=== Extracted information ===

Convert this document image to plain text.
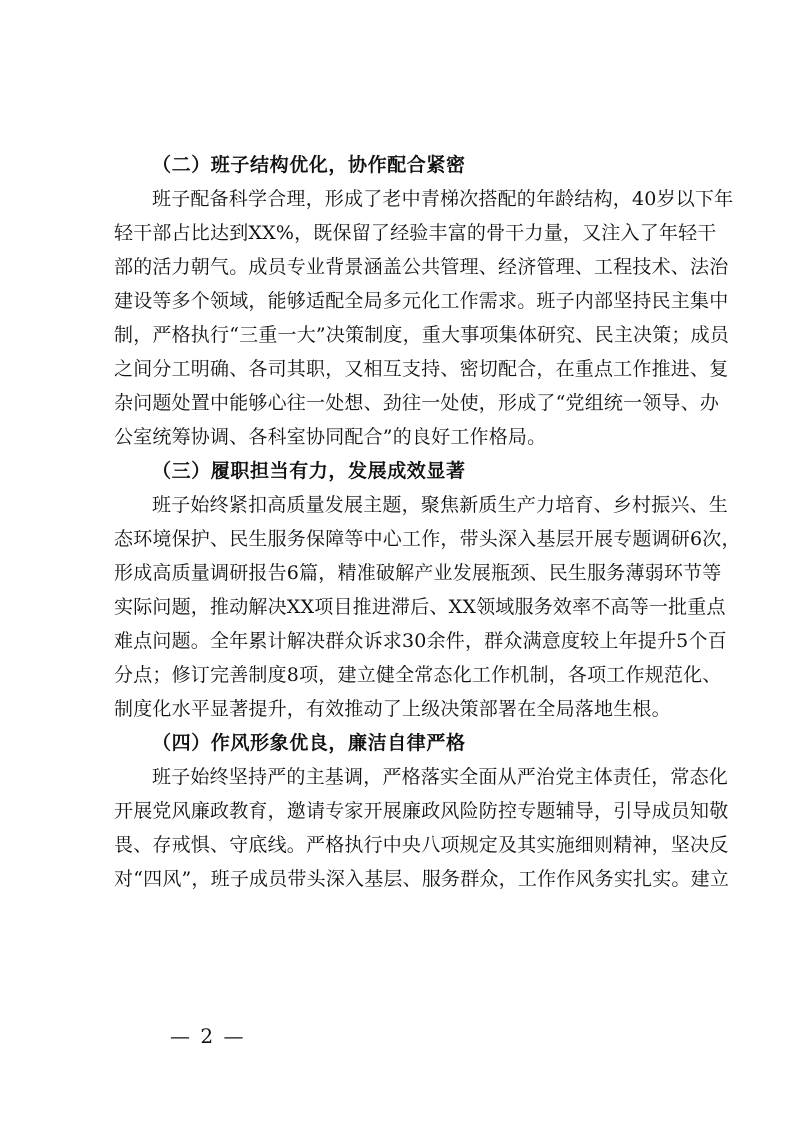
（二）班子结构优化，协作配合紧密

班子配备科学合理，形成了老中青梯次搭配的年龄结构，40岁以下年
轻干部占比达到XX%，既保留了经验丰富的骨干力量，又注入了年轻干
部的活力朝气。成员专业背景涵盖公共管理、经济管理、工程技术、法治
建设等多个领域，能够适配全局多元化工作需求。班子内部坚持民主集中
制，严格执行“三重一大”决策制度，重大事项集体研究、民主决策；成员
之间分工明确、各司其职，又相互支持、密切配合，在重点工作推进、复
杂问题处置中能够心往一处想、劲往一处使，形成了“党组统一领导、办
公室统筹协调、各科室协同配合”的良好工作格局。

（三）履职担当有力，发展成效显著

班子始终紧扣高质量发展主题，聚焦新质生产力培育、乡村振兴、生
态环境保护、民生服务保障等中心工作，带头深入基层开展专题调研6次，
形成高质量调研报告6篇，精准破解产业发展瓶颈、民生服务薄弱环节等
实际问题，推动解决XX项目推进滞后、XX领域服务效率不高等一批重点
难点问题。全年累计解决群众诉求30余件，群众满意度较上年提升5个百
分点；修订完善制度8项，建立健全常态化工作机制，各项工作规范化、
制度化水平显著提升，有效推动了上级决策部署在全局落地生根。

（四）作风形象优良，廉洁自律严格

班子始终坚持严的主基调，严格落实全面从严治党主体责任，常态化
开展党风廉政教育，邀请专家开展廉政风险防控专题辅导，引导成员知敬
畏、存戒惧、守底线。严格执行中央八项规定及其实施细则精神，坚决反
对“四风”，班子成员带头深入基层、服务群众，工作作风务实扎实。建立

— 2 —
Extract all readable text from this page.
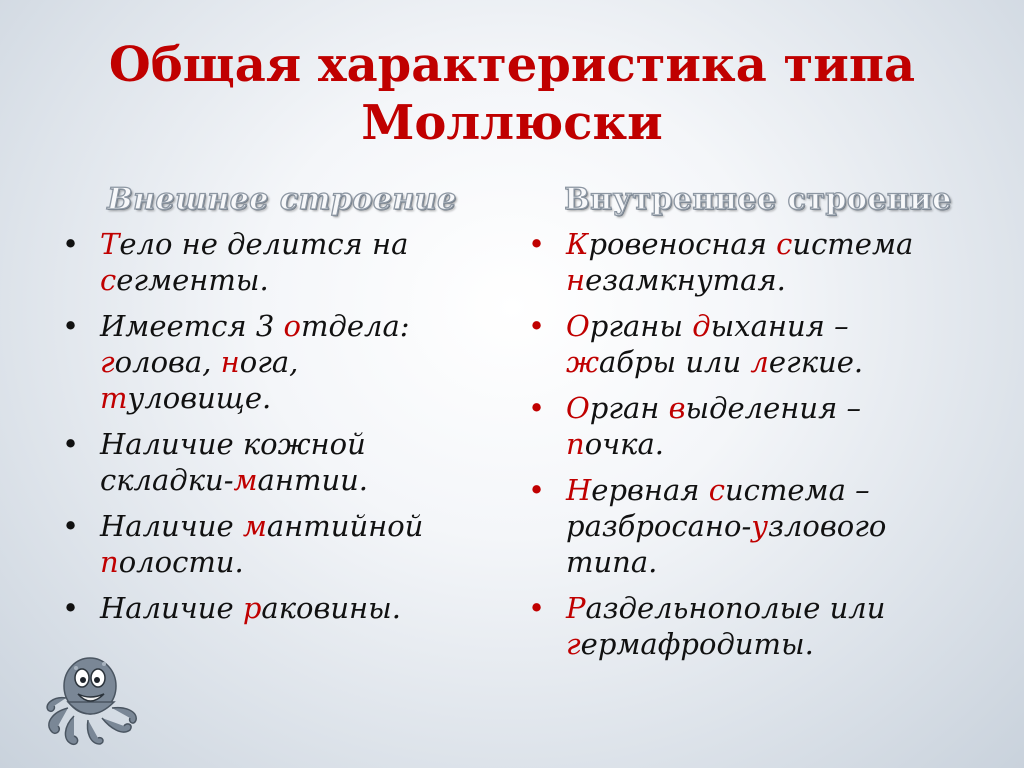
Общая характеристика типа
Моллюски
Внешнее строение
• Тело не делится на
сегменты.
• Имеется 3 отдела:
голова, нога,
туловище.
• Наличие кожной
складки-мантии.
• Наличие мантийной
полости.
• Наличие раковины.
Внутреннее строение
• Кровеносная система
незамкнутая.
• Органы дыхания –
жабры или легкие.
• Орган выделения –
почка.
• Нервная система –
разбросано-узлового
типа.
• Раздельнополые или
гермафродиты.
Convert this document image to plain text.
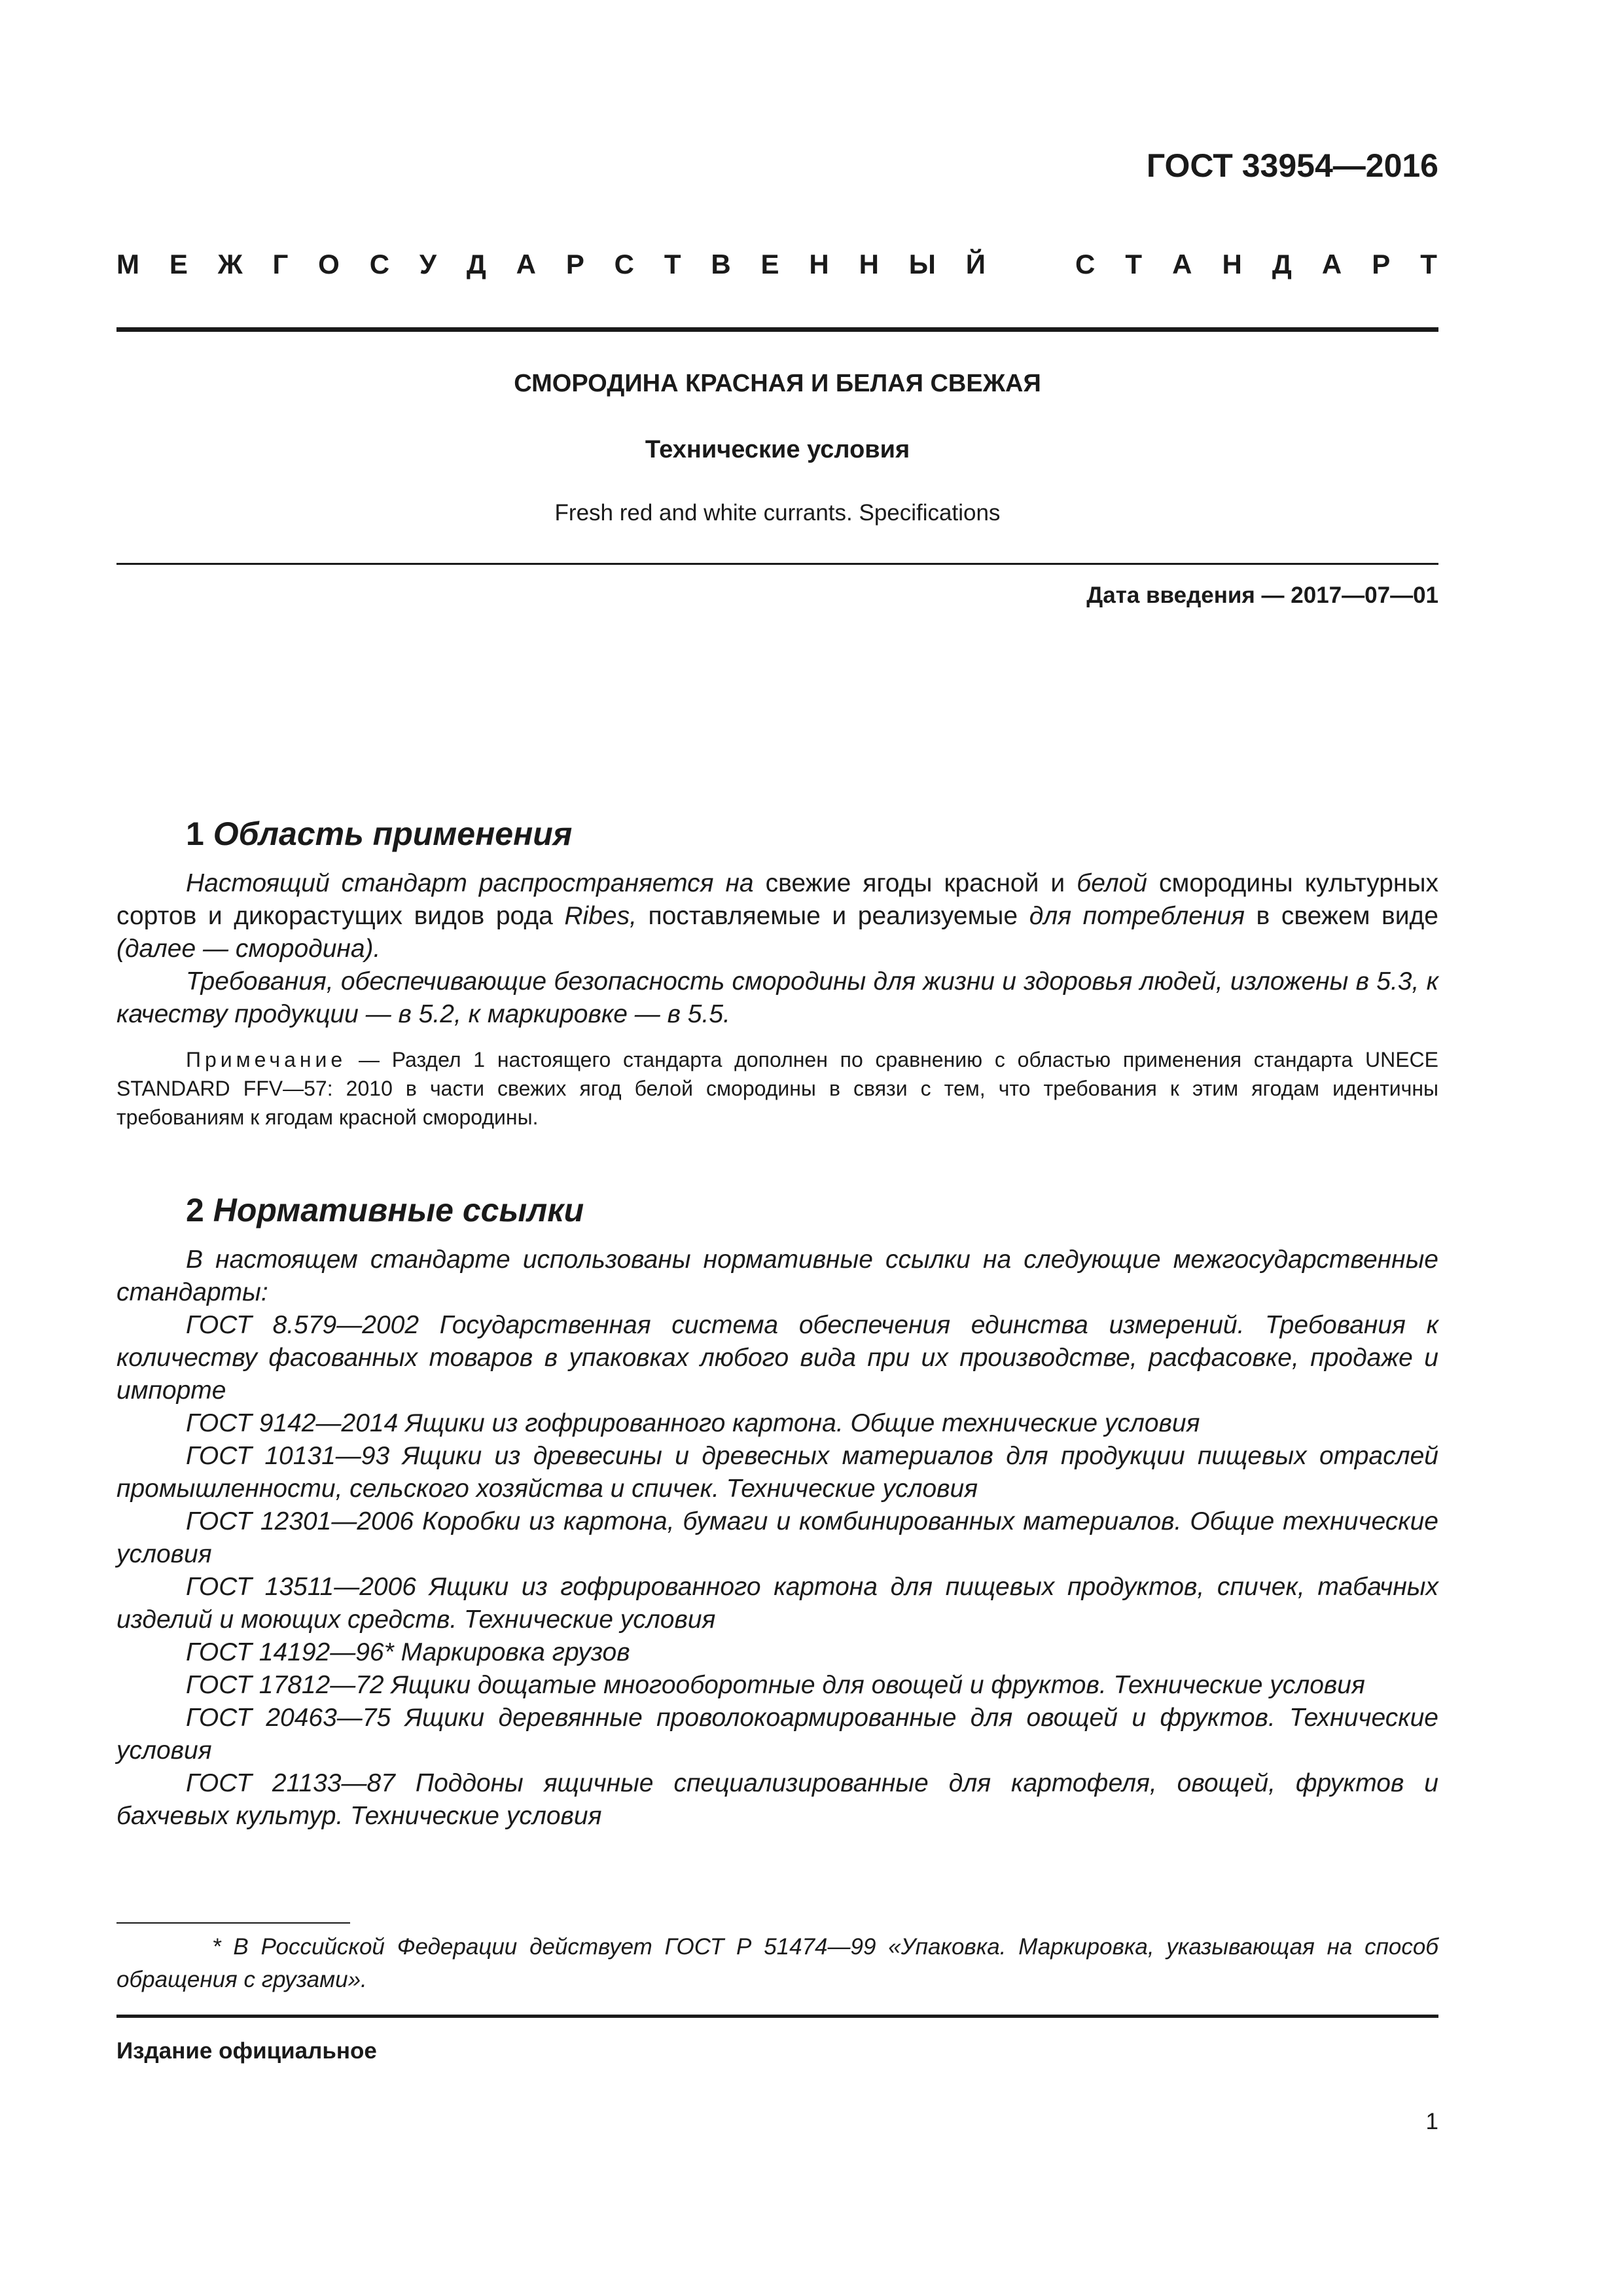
ГОСТ 33954—2016
М Е Ж Г О С У Д А Р С Т В Е Н Н Ы Й	С Т А Н Д А Р Т
СМОРОДИНА КРАСНАЯ И БЕЛАЯ СВЕЖАЯ
Технические условия
Fresh red and white currants. Specifications
Дата введения — 2017—07—01
1 Область применения
Настоящий стандарт распространяется на свежие ягоды красной и белой смородины культурных сортов и дикорастущих видов рода Ribes, поставляемые и реализуемые для потребления в свежем виде (далее — смородина).
Требования, обеспечивающие безопасность смородины для жизни и здоровья людей, изложены в 5.3, к качеству продукции — в 5.2, к маркировке — в 5.5.
Примечание — Раздел 1 настоящего стандарта дополнен по сравнению с областью применения стандарта UNECE STANDARD FFV—57: 2010 в части свежих ягод белой смородины в связи с тем, что требования к этим ягодам идентичны требованиям к ягодам красной смородины.
2 Нормативные ссылки
В настоящем стандарте использованы нормативные ссылки на следующие межгосударственные стандарты:
ГОСТ 8.579—2002 Государственная система обеспечения единства измерений. Требования к количеству фасованных товаров в упаковках любого вида при их производстве, расфасовке, продаже и импорте
ГОСТ 9142—2014 Ящики из гофрированного картона. Общие технические условия
ГОСТ 10131—93 Ящики из древесины и древесных материалов для продукции пищевых отраслей промышленности, сельского хозяйства и спичек. Технические условия
ГОСТ 12301—2006 Коробки из картона, бумаги и комбинированных материалов. Общие технические условия
ГОСТ 13511—2006 Ящики из гофрированного картона для пищевых продуктов, спичек, табачных изделий и моющих средств. Технические условия
ГОСТ 14192—96* Маркировка грузов
ГОСТ 17812—72 Ящики дощатые многооборотные для овощей и фруктов. Технические условия
ГОСТ 20463—75 Ящики деревянные проволокоармированные для овощей и фруктов. Технические условия
ГОСТ 21133—87 Поддоны ящичные специализированные для картофеля, овощей, фруктов и бахчевых культур. Технические условия
* В Российской Федерации действует ГОСТ Р 51474—99 «Упаковка. Маркировка, указывающая на способ обращения с грузами».
Издание официальное
1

===

Requirements: All of the lines above should be printed exactly, minus the pictures.

The solution:
Convert this document image to plain text.
（二）班子结构优化，协作配合紧密

班子配备科学合理，形成了老中青梯次搭配的年龄结构，40岁以下年
轻干部占比达到XX%，既保留了经验丰富的骨干力量，又注入了年轻干
部的活力朝气。成员专业背景涵盖公共管理、经济管理、工程技术、法治
建设等多个领域，能够适配全局多元化工作需求。班子内部坚持民主集中
制，严格执行“三重一大”决策制度，重大事项集体研究、民主决策；成员
之间分工明确、各司其职，又相互支持、密切配合，在重点工作推进、复
杂问题处置中能够心往一处想、劲往一处使，形成了“党组统一领导、办
公室统筹协调、各科室协同配合”的良好工作格局。

（三）履职担当有力，发展成效显著

班子始终紧扣高质量发展主题，聚焦新质生产力培育、乡村振兴、生
态环境保护、民生服务保障等中心工作，带头深入基层开展专题调研6次，
形成高质量调研报告6篇，精准破解产业发展瓶颈、民生服务薄弱环节等
实际问题，推动解决XX项目推进滞后、XX领域服务效率不高等一批重点
难点问题。全年累计解决群众诉求30余件，群众满意度较上年提升5个百
分点；修订完善制度8项，建立健全常态化工作机制，各项工作规范化、
制度化水平显著提升，有效推动了上级决策部署在全局落地生根。

（四）作风形象优良，廉洁自律严格

班子始终坚持严的主基调，严格落实全面从严治党主体责任，常态化
开展党风廉政教育，邀请专家开展廉政风险防控专题辅导，引导成员知敬
畏、存戒惧、守底线。严格执行中央八项规定及其实施细则精神，坚决反
对“四风”，班子成员带头深入基层、服务群众，工作作风务实扎实。建立

— 2 —
Extract all readable text from this page.
Общая характеристика типа
Моллюски
Внешнее строение
• Тело не делится на
сегменты.
• Имеется 3 отдела:
голова, нога,
туловище.
• Наличие кожной
складки-мантии.
• Наличие мантийной
полости.
• Наличие раковины.
Внутреннее строение
• Кровеносная система
незамкнутая.
• Органы дыхания –
жабры или легкие.
• Орган выделения –
почка.
• Нервная система –
разбросано-узлового
типа.
• Раздельнополые или
гермафродиты.
Convert this document image to plain text.
ГОСТ 33954—2016
М Е Ж Г О С У Д А Р С Т В Е Н Н Ы Й	С Т А Н Д А Р Т
СМОРОДИНА КРАСНАЯ И БЕЛАЯ СВЕЖАЯ
Технические условия
Fresh red and white currants. Specifications
Дата введения — 2017—07—01
1 Область применения
Настоящий стандарт распространяется на свежие ягоды красной и белой смородины культурных сортов и дикорастущих видов рода Ribes, поставляемые и реализуемые для потребления в свежем виде (далее — смородина).
Требования, обеспечивающие безопасность смородины для жизни и здоровья людей, изложены в 5.3, к качеству продукции — в 5.2, к маркировке — в 5.5.
Примечание — Раздел 1 настоящего стандарта дополнен по сравнению с областью применения стандарта UNECE STANDARD FFV—57: 2010 в части свежих ягод белой смородины в связи с тем, что требования к этим ягодам идентичны требованиям к ягодам красной смородины.
2 Нормативные ссылки
В настоящем стандарте использованы нормативные ссылки на следующие межгосударственные стандарты:
ГОСТ 8.579—2002 Государственная система обеспечения единства измерений. Требования к количеству фасованных товаров в упаковках любого вида при их производстве, расфасовке, продаже и импорте
ГОСТ 9142—2014 Ящики из гофрированного картона. Общие технические условия
ГОСТ 10131—93 Ящики из древесины и древесных материалов для продукции пищевых отраслей промышленности, сельского хозяйства и спичек. Технические условия
ГОСТ 12301—2006 Коробки из картона, бумаги и комбинированных материалов. Общие технические условия
ГОСТ 13511—2006 Ящики из гофрированного картона для пищевых продуктов, спичек, табачных изделий и моющих средств. Технические условия
ГОСТ 14192—96* Маркировка грузов
ГОСТ 17812—72 Ящики дощатые многооборотные для овощей и фруктов. Технические условия
ГОСТ 20463—75 Ящики деревянные проволокоармированные для овощей и фруктов. Технические условия
ГОСТ 21133—87 Поддоны ящичные специализированные для картофеля, овощей, фруктов и бахчевых культур. Технические условия
* В Российской Федерации действует ГОСТ Р 51474—99 «Упаковка. Маркировка, указывающая на способ обращения с грузами».
Издание официальное
1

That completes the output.